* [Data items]
□ □ □ □ □

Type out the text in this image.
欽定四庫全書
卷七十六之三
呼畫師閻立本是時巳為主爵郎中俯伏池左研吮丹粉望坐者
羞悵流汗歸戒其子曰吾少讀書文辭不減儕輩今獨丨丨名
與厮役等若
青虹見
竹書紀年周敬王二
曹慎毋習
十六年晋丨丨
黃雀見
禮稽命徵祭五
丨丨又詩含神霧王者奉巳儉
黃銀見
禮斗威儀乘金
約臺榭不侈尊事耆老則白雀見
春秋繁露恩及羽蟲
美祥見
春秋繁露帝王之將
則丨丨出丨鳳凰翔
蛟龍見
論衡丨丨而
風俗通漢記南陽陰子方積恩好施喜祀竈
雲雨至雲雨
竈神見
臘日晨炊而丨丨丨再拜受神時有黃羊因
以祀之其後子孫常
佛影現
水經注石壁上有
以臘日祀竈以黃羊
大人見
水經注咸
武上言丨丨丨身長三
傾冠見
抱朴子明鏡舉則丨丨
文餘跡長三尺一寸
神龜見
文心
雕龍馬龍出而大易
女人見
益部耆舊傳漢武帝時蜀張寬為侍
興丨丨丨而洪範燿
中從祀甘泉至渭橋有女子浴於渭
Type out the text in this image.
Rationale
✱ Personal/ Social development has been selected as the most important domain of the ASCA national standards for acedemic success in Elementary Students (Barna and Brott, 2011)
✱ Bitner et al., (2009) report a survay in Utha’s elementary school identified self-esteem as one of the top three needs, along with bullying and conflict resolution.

□ □ □ □ □

* [What to produce]
Print the records above exactly as they appear.

* [Answer in full]
Type out the text in this image.
欽定四庫全書
卷七十六之三
呼畫師閻立本是時巳為主爵郎中俯伏池左研吮丹粉望坐者
羞悵流汗歸戒其子曰吾少讀書文辭不減儕輩今獨丨丨名
與厮役等若
青虹見
竹書紀年周敬王二
曹慎毋習
十六年晋丨丨
黃雀見
禮稽命徵祭五
丨丨又詩含神霧王者奉巳儉
黃銀見
禮斗威儀乘金
約臺榭不侈尊事耆老則白雀見
春秋繁露恩及羽蟲
美祥見
春秋繁露帝王之將
則丨丨出丨鳳凰翔
蛟龍見
論衡丨丨而
風俗通漢記南陽陰子方積恩好施喜祀竈
雲雨至雲雨
竈神見
臘日晨炊而丨丨丨再拜受神時有黃羊因
以祀之其後子孫常
佛影現
水經注石壁上有
以臘日祀竈以黃羊
大人見
水經注咸
武上言丨丨丨身長三
傾冠見
抱朴子明鏡舉則丨丨
文餘跡長三尺一寸
神龜見
文心
雕龍馬龍出而大易
女人見
益部耆舊傳漢武帝時蜀張寬為侍
興丨丨丨而洪範燿
中從祀甘泉至渭橋有女子浴於渭
Type out the text in this image.
Rationale
✱ Personal/ Social development has been selected as the most important domain of the ASCA national standards for acedemic success in Elementary Students (Barna and Brott, 2011)
✱ Bitner et al., (2009) report a survay in Utha’s elementary school identified self-esteem as one of the top three needs, along with bullying and conflict resolution.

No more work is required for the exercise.